→ **Material for this task**:
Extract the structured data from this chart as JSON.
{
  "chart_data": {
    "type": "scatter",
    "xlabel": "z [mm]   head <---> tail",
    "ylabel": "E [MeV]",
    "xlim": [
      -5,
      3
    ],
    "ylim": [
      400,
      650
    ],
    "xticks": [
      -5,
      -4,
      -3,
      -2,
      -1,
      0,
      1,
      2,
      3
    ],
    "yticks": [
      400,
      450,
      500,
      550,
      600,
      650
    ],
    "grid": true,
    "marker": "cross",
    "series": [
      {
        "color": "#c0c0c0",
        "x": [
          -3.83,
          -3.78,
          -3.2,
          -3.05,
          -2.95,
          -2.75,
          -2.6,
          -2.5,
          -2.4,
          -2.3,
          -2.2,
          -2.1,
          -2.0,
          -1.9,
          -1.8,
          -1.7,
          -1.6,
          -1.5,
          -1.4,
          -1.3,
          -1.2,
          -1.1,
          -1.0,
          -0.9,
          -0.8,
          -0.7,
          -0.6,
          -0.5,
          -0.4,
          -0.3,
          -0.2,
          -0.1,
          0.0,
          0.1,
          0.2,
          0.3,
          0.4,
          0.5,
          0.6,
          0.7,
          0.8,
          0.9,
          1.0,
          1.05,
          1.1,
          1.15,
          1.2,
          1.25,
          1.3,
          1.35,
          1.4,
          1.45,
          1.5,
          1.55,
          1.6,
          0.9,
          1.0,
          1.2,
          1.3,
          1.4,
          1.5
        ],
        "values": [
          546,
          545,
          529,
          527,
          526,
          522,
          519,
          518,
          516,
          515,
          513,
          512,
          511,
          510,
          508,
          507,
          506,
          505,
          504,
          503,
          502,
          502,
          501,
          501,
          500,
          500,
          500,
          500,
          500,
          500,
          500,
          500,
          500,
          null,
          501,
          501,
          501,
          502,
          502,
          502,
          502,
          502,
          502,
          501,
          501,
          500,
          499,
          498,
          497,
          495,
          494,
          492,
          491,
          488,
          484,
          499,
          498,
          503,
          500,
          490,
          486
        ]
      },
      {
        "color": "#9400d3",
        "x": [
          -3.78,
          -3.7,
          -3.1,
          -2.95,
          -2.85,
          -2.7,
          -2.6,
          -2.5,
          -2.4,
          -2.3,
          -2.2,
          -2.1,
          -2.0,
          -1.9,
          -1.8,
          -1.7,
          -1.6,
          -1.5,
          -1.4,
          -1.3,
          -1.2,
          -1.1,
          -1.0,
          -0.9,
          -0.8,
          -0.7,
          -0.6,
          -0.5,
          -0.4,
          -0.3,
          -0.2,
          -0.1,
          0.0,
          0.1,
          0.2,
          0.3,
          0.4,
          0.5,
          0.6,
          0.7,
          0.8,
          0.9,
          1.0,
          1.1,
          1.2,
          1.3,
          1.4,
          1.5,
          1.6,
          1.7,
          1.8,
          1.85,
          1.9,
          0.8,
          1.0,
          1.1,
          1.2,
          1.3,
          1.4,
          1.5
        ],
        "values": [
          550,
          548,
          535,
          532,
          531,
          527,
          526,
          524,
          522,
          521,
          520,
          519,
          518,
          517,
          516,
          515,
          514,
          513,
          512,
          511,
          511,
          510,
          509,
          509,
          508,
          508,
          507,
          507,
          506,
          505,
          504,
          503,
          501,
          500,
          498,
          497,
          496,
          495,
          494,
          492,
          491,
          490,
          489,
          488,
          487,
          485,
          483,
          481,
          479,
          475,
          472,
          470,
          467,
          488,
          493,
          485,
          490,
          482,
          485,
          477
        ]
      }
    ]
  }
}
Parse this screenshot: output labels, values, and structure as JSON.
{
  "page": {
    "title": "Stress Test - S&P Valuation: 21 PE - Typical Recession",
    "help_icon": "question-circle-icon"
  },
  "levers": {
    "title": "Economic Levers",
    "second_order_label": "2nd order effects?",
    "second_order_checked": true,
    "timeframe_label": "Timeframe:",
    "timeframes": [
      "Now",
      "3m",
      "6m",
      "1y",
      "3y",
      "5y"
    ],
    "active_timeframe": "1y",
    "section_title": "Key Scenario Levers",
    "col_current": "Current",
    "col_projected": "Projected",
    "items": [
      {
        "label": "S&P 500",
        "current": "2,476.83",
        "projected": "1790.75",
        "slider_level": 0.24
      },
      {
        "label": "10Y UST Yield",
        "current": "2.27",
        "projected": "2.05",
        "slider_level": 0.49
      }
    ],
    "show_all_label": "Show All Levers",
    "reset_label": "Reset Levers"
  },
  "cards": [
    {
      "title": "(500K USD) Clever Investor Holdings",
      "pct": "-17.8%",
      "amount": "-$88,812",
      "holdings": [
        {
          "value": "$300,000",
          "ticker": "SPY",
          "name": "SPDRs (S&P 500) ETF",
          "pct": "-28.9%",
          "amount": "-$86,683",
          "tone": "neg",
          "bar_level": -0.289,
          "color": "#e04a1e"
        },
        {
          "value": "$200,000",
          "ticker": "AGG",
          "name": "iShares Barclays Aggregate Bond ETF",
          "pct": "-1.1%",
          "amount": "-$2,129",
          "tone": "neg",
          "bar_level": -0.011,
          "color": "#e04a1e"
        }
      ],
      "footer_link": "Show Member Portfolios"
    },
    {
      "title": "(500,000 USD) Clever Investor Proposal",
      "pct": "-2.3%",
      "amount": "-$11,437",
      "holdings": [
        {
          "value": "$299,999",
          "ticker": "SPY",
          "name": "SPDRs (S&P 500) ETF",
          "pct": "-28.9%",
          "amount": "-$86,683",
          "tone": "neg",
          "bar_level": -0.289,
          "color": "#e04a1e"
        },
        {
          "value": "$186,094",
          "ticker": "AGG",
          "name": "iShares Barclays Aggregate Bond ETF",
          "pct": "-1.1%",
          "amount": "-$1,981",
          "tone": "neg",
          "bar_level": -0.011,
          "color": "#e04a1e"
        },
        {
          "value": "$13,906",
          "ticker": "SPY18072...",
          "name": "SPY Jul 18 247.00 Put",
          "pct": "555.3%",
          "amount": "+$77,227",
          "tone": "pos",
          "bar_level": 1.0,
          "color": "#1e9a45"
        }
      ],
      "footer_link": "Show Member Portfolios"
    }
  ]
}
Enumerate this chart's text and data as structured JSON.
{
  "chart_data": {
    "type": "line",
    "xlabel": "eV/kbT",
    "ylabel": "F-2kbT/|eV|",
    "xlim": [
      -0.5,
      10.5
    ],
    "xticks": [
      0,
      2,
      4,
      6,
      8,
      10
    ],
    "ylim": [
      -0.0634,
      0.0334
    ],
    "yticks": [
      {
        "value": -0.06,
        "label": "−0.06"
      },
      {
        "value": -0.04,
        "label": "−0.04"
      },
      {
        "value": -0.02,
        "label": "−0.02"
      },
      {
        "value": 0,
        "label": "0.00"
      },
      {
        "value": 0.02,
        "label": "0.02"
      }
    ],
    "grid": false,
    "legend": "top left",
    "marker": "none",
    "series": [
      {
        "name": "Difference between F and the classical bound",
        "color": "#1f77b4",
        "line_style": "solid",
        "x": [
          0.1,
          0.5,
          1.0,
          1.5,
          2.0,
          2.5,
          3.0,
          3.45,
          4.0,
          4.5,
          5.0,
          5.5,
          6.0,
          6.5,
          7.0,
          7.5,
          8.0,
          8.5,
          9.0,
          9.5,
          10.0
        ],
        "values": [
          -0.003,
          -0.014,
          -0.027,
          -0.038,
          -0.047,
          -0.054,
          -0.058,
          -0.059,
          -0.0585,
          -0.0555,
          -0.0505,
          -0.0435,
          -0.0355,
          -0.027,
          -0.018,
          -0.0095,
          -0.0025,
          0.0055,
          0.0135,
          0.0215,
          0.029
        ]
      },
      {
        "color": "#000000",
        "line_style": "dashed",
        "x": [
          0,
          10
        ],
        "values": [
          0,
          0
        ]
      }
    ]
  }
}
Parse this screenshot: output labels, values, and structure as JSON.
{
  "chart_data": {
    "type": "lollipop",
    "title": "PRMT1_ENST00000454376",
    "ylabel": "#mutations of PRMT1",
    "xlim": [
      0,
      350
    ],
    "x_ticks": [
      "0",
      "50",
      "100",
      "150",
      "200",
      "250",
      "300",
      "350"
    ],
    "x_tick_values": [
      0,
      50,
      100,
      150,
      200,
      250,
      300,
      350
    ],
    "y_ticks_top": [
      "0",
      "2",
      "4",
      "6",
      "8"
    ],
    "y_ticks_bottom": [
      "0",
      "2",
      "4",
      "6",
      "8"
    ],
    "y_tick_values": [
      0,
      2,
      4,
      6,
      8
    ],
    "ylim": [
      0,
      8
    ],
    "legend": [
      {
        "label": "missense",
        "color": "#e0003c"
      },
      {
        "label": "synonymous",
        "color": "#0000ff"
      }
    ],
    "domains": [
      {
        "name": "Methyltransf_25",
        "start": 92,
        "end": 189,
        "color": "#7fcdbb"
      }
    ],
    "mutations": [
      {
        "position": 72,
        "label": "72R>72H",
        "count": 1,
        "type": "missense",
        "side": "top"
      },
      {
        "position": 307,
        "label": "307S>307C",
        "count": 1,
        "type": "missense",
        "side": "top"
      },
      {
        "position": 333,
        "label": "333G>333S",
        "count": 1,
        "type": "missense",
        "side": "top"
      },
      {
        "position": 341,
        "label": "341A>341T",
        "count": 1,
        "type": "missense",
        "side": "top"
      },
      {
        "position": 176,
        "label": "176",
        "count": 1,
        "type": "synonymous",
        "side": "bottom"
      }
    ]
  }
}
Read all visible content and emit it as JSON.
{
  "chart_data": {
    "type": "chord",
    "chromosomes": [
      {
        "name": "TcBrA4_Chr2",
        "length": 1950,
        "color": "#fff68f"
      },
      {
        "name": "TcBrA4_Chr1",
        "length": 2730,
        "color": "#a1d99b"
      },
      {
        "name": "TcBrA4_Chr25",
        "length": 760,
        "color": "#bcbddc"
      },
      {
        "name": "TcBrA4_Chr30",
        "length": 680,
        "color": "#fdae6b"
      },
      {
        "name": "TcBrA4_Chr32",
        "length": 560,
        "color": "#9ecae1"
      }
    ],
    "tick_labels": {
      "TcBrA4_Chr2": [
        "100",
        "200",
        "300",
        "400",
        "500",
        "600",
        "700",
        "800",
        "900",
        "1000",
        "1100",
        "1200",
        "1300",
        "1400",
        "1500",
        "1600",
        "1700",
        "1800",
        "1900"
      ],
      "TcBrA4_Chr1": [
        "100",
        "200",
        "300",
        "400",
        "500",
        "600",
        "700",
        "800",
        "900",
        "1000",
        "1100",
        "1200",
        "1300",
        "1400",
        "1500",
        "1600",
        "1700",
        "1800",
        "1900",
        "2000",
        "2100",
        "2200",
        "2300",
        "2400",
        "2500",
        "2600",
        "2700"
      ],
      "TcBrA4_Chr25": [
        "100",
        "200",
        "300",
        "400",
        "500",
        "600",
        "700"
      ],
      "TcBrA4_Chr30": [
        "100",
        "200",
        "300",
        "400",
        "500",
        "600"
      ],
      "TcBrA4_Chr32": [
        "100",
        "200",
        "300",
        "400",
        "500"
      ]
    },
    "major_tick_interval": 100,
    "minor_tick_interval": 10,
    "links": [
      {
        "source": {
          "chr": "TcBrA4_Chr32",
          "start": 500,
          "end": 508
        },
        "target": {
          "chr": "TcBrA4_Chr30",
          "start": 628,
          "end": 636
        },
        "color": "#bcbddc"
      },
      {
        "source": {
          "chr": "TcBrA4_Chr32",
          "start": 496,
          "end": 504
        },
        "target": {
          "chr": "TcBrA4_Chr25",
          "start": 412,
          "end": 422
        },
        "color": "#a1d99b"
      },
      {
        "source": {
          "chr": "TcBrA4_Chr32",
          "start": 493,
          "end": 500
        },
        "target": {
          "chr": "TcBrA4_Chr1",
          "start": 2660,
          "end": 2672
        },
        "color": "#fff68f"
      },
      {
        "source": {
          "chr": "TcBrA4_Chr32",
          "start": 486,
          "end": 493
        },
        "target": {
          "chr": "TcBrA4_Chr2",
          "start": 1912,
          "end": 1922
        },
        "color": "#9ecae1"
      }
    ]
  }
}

→ **What to do**:
Look above for lines with the word "length" and copy them all.

→ **Expected output**:
        "length": 1950,
        "length": 2730,
        "length": 760,
        "length": 680,
        "length": 560,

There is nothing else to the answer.